"""

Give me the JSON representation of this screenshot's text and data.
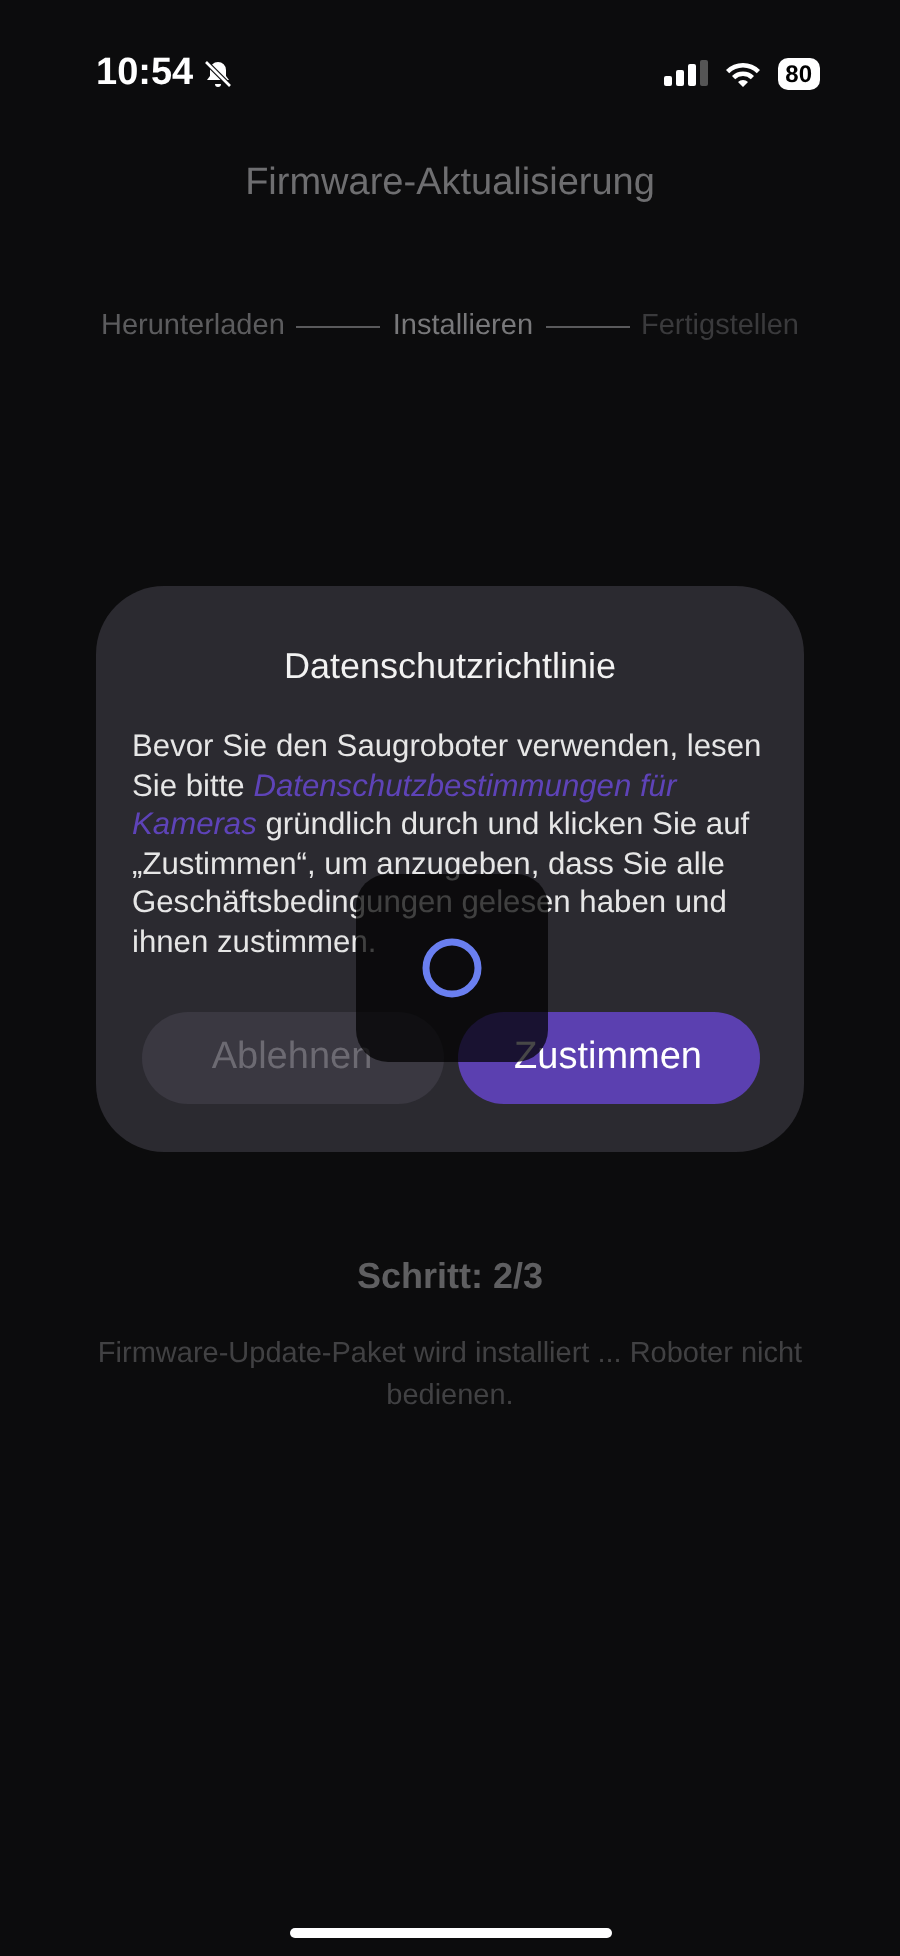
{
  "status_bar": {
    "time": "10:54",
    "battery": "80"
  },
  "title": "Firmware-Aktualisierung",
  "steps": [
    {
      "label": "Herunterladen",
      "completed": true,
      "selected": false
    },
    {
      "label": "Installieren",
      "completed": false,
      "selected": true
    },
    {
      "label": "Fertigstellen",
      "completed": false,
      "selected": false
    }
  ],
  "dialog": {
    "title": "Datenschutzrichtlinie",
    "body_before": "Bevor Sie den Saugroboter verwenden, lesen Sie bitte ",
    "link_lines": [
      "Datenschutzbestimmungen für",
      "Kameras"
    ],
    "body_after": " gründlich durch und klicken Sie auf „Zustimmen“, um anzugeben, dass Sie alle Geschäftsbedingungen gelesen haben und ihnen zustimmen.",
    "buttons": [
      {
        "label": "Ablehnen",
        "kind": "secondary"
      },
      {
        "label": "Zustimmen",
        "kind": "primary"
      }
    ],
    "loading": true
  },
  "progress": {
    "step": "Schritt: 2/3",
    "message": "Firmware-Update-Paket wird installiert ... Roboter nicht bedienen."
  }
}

"""
"""

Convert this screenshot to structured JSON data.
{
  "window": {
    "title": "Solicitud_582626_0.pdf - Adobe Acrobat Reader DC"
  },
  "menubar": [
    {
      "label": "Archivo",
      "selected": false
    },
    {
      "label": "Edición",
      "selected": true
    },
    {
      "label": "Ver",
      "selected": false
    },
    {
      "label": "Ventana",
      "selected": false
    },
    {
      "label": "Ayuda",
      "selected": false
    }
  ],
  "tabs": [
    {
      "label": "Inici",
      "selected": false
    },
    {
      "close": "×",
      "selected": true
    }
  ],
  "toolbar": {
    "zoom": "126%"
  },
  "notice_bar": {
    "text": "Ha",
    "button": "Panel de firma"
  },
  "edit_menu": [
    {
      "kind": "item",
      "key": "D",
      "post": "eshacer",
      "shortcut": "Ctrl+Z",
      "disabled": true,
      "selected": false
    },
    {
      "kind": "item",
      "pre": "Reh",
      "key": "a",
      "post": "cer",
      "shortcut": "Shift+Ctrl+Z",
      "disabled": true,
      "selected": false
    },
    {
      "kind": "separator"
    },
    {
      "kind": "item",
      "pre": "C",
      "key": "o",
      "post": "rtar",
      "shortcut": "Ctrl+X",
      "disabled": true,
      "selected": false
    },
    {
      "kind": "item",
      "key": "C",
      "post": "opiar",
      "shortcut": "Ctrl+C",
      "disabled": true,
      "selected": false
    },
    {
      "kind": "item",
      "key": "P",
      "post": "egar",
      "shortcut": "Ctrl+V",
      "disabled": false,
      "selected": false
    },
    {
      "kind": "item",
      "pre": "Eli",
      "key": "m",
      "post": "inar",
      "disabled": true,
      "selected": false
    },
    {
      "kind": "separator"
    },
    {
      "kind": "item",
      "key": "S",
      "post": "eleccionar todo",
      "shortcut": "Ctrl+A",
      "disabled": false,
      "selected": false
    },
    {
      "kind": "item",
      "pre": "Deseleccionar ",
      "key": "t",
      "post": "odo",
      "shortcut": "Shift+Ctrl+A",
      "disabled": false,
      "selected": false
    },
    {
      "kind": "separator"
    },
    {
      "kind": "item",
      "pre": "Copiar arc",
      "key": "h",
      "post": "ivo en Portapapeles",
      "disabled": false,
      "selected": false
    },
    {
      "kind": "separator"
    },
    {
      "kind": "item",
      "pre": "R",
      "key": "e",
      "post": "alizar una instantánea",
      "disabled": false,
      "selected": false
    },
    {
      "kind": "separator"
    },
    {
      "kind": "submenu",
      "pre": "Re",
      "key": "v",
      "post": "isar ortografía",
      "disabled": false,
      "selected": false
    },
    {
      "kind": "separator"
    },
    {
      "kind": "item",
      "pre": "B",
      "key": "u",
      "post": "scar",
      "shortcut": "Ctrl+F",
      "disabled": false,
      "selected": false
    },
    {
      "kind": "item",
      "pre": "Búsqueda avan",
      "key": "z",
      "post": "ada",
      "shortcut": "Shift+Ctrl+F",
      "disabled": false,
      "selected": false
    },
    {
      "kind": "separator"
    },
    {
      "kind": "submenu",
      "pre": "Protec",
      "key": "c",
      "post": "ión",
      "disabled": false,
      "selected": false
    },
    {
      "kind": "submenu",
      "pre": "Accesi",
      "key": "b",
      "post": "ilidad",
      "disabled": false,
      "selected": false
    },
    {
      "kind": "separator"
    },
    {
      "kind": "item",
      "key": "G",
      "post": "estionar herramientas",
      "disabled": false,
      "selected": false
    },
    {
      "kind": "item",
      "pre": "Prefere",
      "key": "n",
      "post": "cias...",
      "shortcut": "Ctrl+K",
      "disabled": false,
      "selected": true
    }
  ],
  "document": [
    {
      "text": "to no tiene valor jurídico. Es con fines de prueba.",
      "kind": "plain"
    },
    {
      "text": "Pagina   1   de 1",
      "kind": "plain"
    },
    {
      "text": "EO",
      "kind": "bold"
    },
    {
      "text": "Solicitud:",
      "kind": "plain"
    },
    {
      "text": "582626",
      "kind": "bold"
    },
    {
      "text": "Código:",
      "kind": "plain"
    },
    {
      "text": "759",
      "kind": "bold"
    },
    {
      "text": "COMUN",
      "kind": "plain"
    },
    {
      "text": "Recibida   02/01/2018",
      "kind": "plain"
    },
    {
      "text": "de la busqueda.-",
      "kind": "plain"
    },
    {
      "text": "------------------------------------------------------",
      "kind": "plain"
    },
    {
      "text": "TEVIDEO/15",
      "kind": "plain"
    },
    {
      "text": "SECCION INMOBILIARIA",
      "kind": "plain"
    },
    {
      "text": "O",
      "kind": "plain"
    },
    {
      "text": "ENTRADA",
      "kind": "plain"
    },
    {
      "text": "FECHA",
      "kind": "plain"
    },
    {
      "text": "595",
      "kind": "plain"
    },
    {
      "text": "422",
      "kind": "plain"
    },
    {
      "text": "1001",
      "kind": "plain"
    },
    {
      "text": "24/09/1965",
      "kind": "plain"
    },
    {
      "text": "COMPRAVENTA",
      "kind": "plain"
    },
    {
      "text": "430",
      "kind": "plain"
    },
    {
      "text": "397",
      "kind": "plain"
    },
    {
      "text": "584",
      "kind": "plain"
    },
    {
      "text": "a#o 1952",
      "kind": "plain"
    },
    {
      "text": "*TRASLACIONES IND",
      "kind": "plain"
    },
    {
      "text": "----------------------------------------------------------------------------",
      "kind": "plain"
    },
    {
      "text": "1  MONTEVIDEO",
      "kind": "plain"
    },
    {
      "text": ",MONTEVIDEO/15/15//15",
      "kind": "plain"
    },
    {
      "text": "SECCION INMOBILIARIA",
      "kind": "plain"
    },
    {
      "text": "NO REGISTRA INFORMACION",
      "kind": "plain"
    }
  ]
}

"""

### Required task
Find how many lines in the listing contain the word "data" and give that count alone.

### Exercise response
2